Dataset listings of figures
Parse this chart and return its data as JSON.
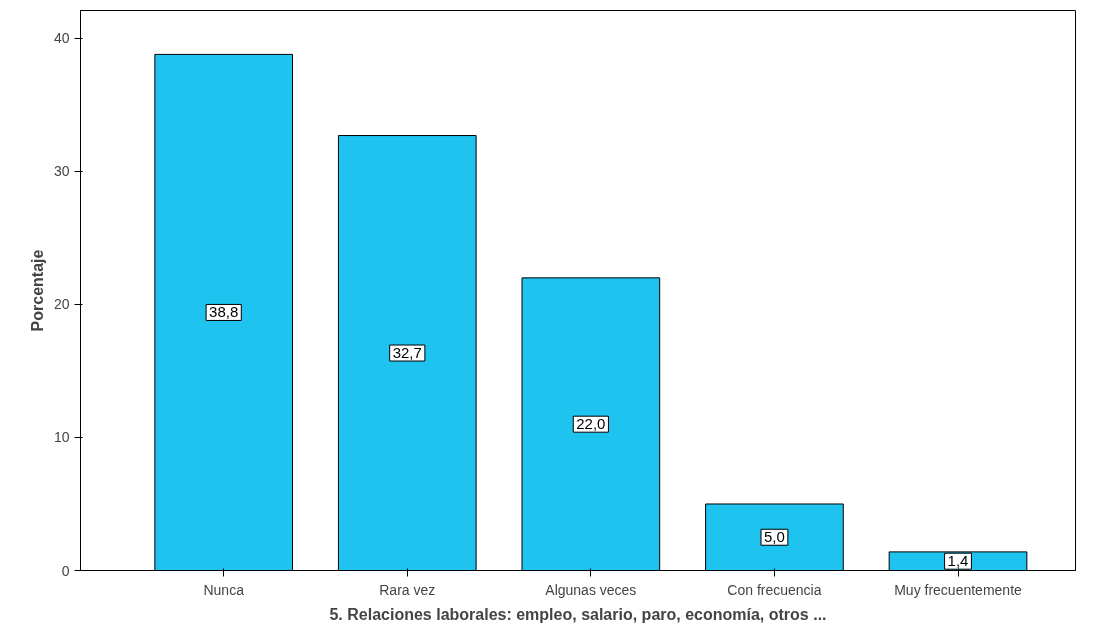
{
  "chart_data": {
    "type": "bar",
    "xlabel": "5. Relaciones laborales: empleo, salario, paro, economía, otros ...",
    "ylabel": "Porcentaje",
    "categories": [
      "Nunca",
      "Rara vez",
      "Algunas veces",
      "Con frecuencia",
      "Muy frecuentemente"
    ],
    "values": [
      38.8,
      32.7,
      22.0,
      5.0,
      1.4
    ],
    "value_labels": [
      "38,8",
      "32,7",
      "22,0",
      "5,0",
      "1,4"
    ],
    "color": "#1ec3f0",
    "ylim": [
      0,
      42.1
    ],
    "yticks": [
      0,
      10,
      20,
      30,
      40
    ],
    "grid": false
  }
}
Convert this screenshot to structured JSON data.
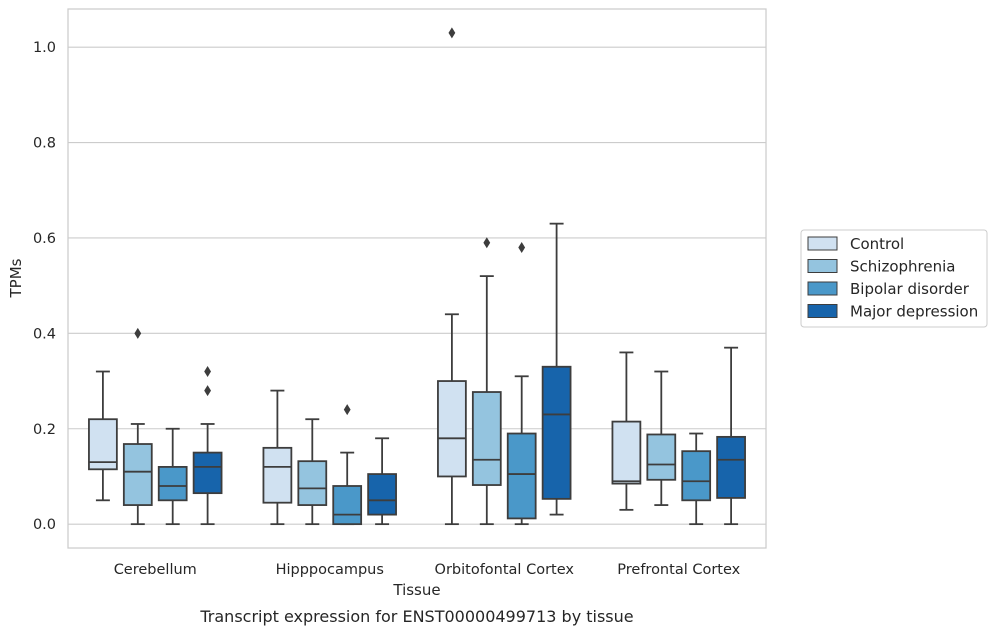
{
  "caption": "Transcript expression for ENST00000499713 by tissue",
  "chart_data": {
    "type": "box",
    "xlabel": "Tissue",
    "ylabel": "TPMs",
    "categories": [
      "Cerebellum",
      "Hipppocampus",
      "Orbitofontal Cortex",
      "Prefrontal Cortex"
    ],
    "ylim": [
      -0.05,
      1.08
    ],
    "yticks": [
      "0.0",
      "0.2",
      "0.4",
      "0.6",
      "0.8",
      "1.0"
    ],
    "grid": true,
    "legend_position": "right",
    "series": [
      {
        "name": "Control",
        "color": "#d0e1f1",
        "boxes": [
          {
            "whislo": 0.05,
            "q1": 0.115,
            "med": 0.13,
            "q3": 0.22,
            "whishi": 0.32,
            "fliers": []
          },
          {
            "whislo": 0.0,
            "q1": 0.045,
            "med": 0.12,
            "q3": 0.16,
            "whishi": 0.28,
            "fliers": []
          },
          {
            "whislo": 0.0,
            "q1": 0.1,
            "med": 0.18,
            "q3": 0.3,
            "whishi": 0.44,
            "fliers": [
              1.03
            ]
          },
          {
            "whislo": 0.03,
            "q1": 0.085,
            "med": 0.09,
            "q3": 0.215,
            "whishi": 0.36,
            "fliers": []
          }
        ]
      },
      {
        "name": "Schizophrenia",
        "color": "#94c4df",
        "boxes": [
          {
            "whislo": 0.0,
            "q1": 0.04,
            "med": 0.11,
            "q3": 0.168,
            "whishi": 0.21,
            "fliers": [
              0.4
            ]
          },
          {
            "whislo": 0.0,
            "q1": 0.04,
            "med": 0.075,
            "q3": 0.132,
            "whishi": 0.22,
            "fliers": []
          },
          {
            "whislo": 0.0,
            "q1": 0.082,
            "med": 0.135,
            "q3": 0.277,
            "whishi": 0.52,
            "fliers": [
              0.59
            ]
          },
          {
            "whislo": 0.04,
            "q1": 0.093,
            "med": 0.125,
            "q3": 0.188,
            "whishi": 0.32,
            "fliers": []
          }
        ]
      },
      {
        "name": "Bipolar disorder",
        "color": "#4a98c9",
        "boxes": [
          {
            "whislo": 0.0,
            "q1": 0.05,
            "med": 0.08,
            "q3": 0.12,
            "whishi": 0.2,
            "fliers": []
          },
          {
            "whislo": 0.0,
            "q1": 0.0,
            "med": 0.02,
            "q3": 0.08,
            "whishi": 0.15,
            "fliers": [
              0.24
            ]
          },
          {
            "whislo": 0.0,
            "q1": 0.012,
            "med": 0.105,
            "q3": 0.19,
            "whishi": 0.31,
            "fliers": [
              0.58
            ]
          },
          {
            "whislo": 0.0,
            "q1": 0.05,
            "med": 0.09,
            "q3": 0.153,
            "whishi": 0.19,
            "fliers": []
          }
        ]
      },
      {
        "name": "Major depression",
        "color": "#1764ab",
        "boxes": [
          {
            "whislo": 0.0,
            "q1": 0.065,
            "med": 0.12,
            "q3": 0.15,
            "whishi": 0.21,
            "fliers": [
              0.28,
              0.32
            ]
          },
          {
            "whislo": 0.0,
            "q1": 0.02,
            "med": 0.05,
            "q3": 0.105,
            "whishi": 0.18,
            "fliers": []
          },
          {
            "whislo": 0.02,
            "q1": 0.053,
            "med": 0.23,
            "q3": 0.33,
            "whishi": 0.63,
            "fliers": []
          },
          {
            "whislo": 0.0,
            "q1": 0.055,
            "med": 0.135,
            "q3": 0.183,
            "whishi": 0.37,
            "fliers": []
          }
        ]
      }
    ]
  }
}
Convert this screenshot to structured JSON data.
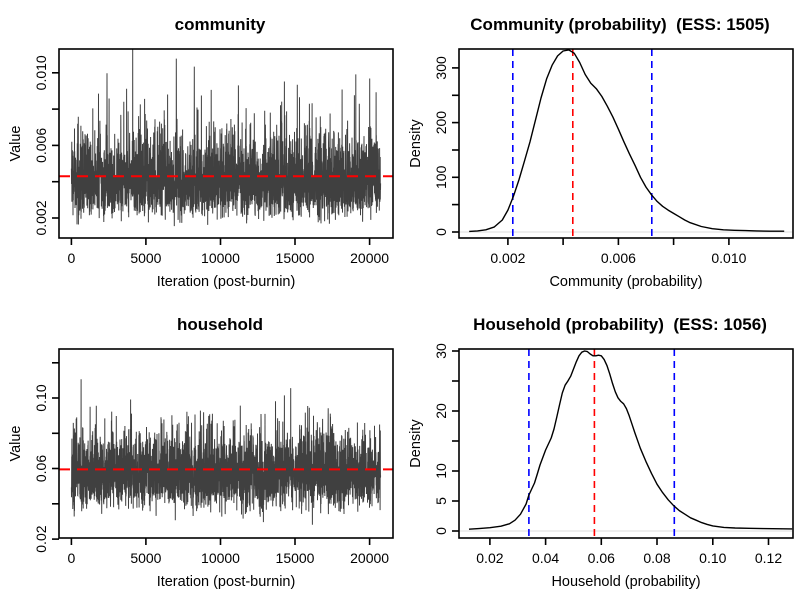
{
  "figure": {
    "background": "#ffffff",
    "colors": {
      "trace": "#404040",
      "mean_line": "#ff0000",
      "ci_line": "#0000ff",
      "density_line": "#000000",
      "axis": "#000000",
      "zero_line": "#dcdcdc"
    }
  },
  "chart_data": [
    {
      "type": "line",
      "subtype": "trace",
      "title": "community",
      "xlabel": "Iteration (post-burnin)",
      "ylabel": "Value",
      "x_range": [
        -830,
        21570
      ],
      "y_range": [
        0.0009,
        0.01131
      ],
      "x_ticks": [
        0,
        5000,
        10000,
        15000,
        20000
      ],
      "x_tick_labels": [
        "0",
        "5000",
        "10000",
        "15000",
        "20000"
      ],
      "y_ticks": [
        0.002,
        0.004,
        0.006,
        0.008,
        0.01
      ],
      "y_tick_labels": [
        "0.002",
        "",
        "0.006",
        "",
        "0.010"
      ],
      "mean_line": 0.0043,
      "generator": {
        "seed": 42,
        "n": 3000,
        "iterations": 20740,
        "geometric_mean": 0.004,
        "sdlog": 0.3,
        "clip": [
          0.00095,
          0.0113
        ]
      }
    },
    {
      "type": "line",
      "subtype": "density",
      "title": "Community (probability)  (ESS: 1505)",
      "ess": 1505,
      "xlabel": "Community (probability)",
      "ylabel": "Density",
      "x_range": [
        0.000231,
        0.01232
      ],
      "y_range": [
        -11,
        334.6
      ],
      "x_ticks": [
        0.002,
        0.004,
        0.006,
        0.008,
        0.01
      ],
      "x_tick_labels": [
        "0.002",
        "",
        "0.006",
        "",
        "0.010"
      ],
      "y_ticks": [
        0,
        50,
        100,
        150,
        200,
        250,
        300
      ],
      "y_tick_labels": [
        "0",
        "",
        "100",
        "",
        "200",
        "",
        "300"
      ],
      "mean_line": 0.00435,
      "ci_lines": [
        0.00218,
        0.00721
      ],
      "curve": [
        [
          0.0006,
          1
        ],
        [
          0.0009,
          2
        ],
        [
          0.0012,
          4
        ],
        [
          0.0015,
          9
        ],
        [
          0.0018,
          22
        ],
        [
          0.002,
          40
        ],
        [
          0.0022,
          65
        ],
        [
          0.0024,
          95
        ],
        [
          0.0026,
          130
        ],
        [
          0.0028,
          165
        ],
        [
          0.003,
          205
        ],
        [
          0.0032,
          245
        ],
        [
          0.0034,
          280
        ],
        [
          0.0036,
          305
        ],
        [
          0.0038,
          322
        ],
        [
          0.004,
          331
        ],
        [
          0.0042,
          333
        ],
        [
          0.0044,
          327
        ],
        [
          0.0046,
          310
        ],
        [
          0.0048,
          288
        ],
        [
          0.005,
          272
        ],
        [
          0.0052,
          262
        ],
        [
          0.0054,
          248
        ],
        [
          0.0056,
          230
        ],
        [
          0.0058,
          210
        ],
        [
          0.006,
          188
        ],
        [
          0.0062,
          165
        ],
        [
          0.0064,
          143
        ],
        [
          0.0066,
          122
        ],
        [
          0.0068,
          100
        ],
        [
          0.007,
          82
        ],
        [
          0.0072,
          68
        ],
        [
          0.0074,
          56
        ],
        [
          0.0076,
          47
        ],
        [
          0.0078,
          40
        ],
        [
          0.008,
          34
        ],
        [
          0.0082,
          28
        ],
        [
          0.0084,
          22
        ],
        [
          0.0086,
          17
        ],
        [
          0.009,
          10
        ],
        [
          0.0094,
          6
        ],
        [
          0.0098,
          4
        ],
        [
          0.0102,
          3
        ],
        [
          0.0106,
          2.5
        ],
        [
          0.011,
          2
        ],
        [
          0.0115,
          1.5
        ],
        [
          0.012,
          1.5
        ]
      ]
    },
    {
      "type": "line",
      "subtype": "trace",
      "title": "household",
      "xlabel": "Iteration (post-burnin)",
      "ylabel": "Value",
      "x_range": [
        -830,
        21570
      ],
      "y_range": [
        0.0206,
        0.1278
      ],
      "x_ticks": [
        0,
        5000,
        10000,
        15000,
        20000
      ],
      "x_tick_labels": [
        "0",
        "5000",
        "10000",
        "15000",
        "20000"
      ],
      "y_ticks": [
        0.02,
        0.04,
        0.06,
        0.08,
        0.1,
        0.12
      ],
      "y_tick_labels": [
        "0.02",
        "",
        "0.06",
        "",
        "0.10",
        ""
      ],
      "mean_line": 0.0595,
      "generator": {
        "seed": 1337,
        "n": 3000,
        "iterations": 20740,
        "geometric_mean": 0.057,
        "sdlog": 0.195,
        "clip": [
          0.0208,
          0.1275
        ]
      }
    },
    {
      "type": "line",
      "subtype": "density",
      "title": "Household (probability)  (ESS: 1056)",
      "ess": 1056,
      "xlabel": "Household (probability)",
      "ylabel": "Density",
      "x_range": [
        0.00891,
        0.1288
      ],
      "y_range": [
        -1.17,
        30.33
      ],
      "x_ticks": [
        0.02,
        0.04,
        0.06,
        0.08,
        0.1,
        0.12
      ],
      "x_tick_labels": [
        "0.02",
        "0.04",
        "0.06",
        "0.08",
        "0.10",
        "0.12"
      ],
      "y_ticks": [
        0,
        5,
        10,
        15,
        20,
        25,
        30
      ],
      "y_tick_labels": [
        "0",
        "5",
        "10",
        "",
        "20",
        "",
        "30"
      ],
      "mean_line": 0.0575,
      "ci_lines": [
        0.034,
        0.0862
      ],
      "curve": [
        [
          0.0125,
          0.3
        ],
        [
          0.016,
          0.4
        ],
        [
          0.02,
          0.55
        ],
        [
          0.024,
          0.8
        ],
        [
          0.027,
          1.2
        ],
        [
          0.029,
          1.8
        ],
        [
          0.031,
          2.8
        ],
        [
          0.033,
          4.5
        ],
        [
          0.034,
          6
        ],
        [
          0.035,
          7
        ],
        [
          0.036,
          8
        ],
        [
          0.037,
          9.5
        ],
        [
          0.038,
          11
        ],
        [
          0.04,
          13.5
        ],
        [
          0.042,
          15.5
        ],
        [
          0.043,
          17
        ],
        [
          0.044,
          19
        ],
        [
          0.045,
          21
        ],
        [
          0.046,
          23
        ],
        [
          0.047,
          24.3
        ],
        [
          0.048,
          25
        ],
        [
          0.049,
          25.8
        ],
        [
          0.05,
          27
        ],
        [
          0.051,
          28.2
        ],
        [
          0.052,
          29.2
        ],
        [
          0.053,
          29.8
        ],
        [
          0.054,
          30
        ],
        [
          0.055,
          29.9
        ],
        [
          0.056,
          29.5
        ],
        [
          0.057,
          29.2
        ],
        [
          0.058,
          29.2
        ],
        [
          0.059,
          29.3
        ],
        [
          0.06,
          29.2
        ],
        [
          0.061,
          28.6
        ],
        [
          0.062,
          27.6
        ],
        [
          0.063,
          26.2
        ],
        [
          0.064,
          24.6
        ],
        [
          0.065,
          23.2
        ],
        [
          0.066,
          22.2
        ],
        [
          0.067,
          21.6
        ],
        [
          0.068,
          21.2
        ],
        [
          0.069,
          20.4
        ],
        [
          0.07,
          19.2
        ],
        [
          0.071,
          17.8
        ],
        [
          0.072,
          16.4
        ],
        [
          0.074,
          13.8
        ],
        [
          0.076,
          11.6
        ],
        [
          0.078,
          9.6
        ],
        [
          0.08,
          7.8
        ],
        [
          0.082,
          6.4
        ],
        [
          0.084,
          5.2
        ],
        [
          0.086,
          4.2
        ],
        [
          0.088,
          3.4
        ],
        [
          0.09,
          2.8
        ],
        [
          0.092,
          2.2
        ],
        [
          0.094,
          1.8
        ],
        [
          0.096,
          1.4
        ],
        [
          0.098,
          1.1
        ],
        [
          0.1,
          0.85
        ],
        [
          0.104,
          0.6
        ],
        [
          0.108,
          0.5
        ],
        [
          0.113,
          0.45
        ],
        [
          0.118,
          0.4
        ],
        [
          0.1285,
          0.35
        ]
      ]
    }
  ]
}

# [WORK TO COMPLETE]
Keep only those lines of the records that hold "probability", and return them.

# [WORKED SOLUTION]
      "title": "Community (probability)  (ESS: 1505)",
      "xlabel": "Community (probability)",
      "title": "Household (probability)  (ESS: 1056)",
      "xlabel": "Household (probability)",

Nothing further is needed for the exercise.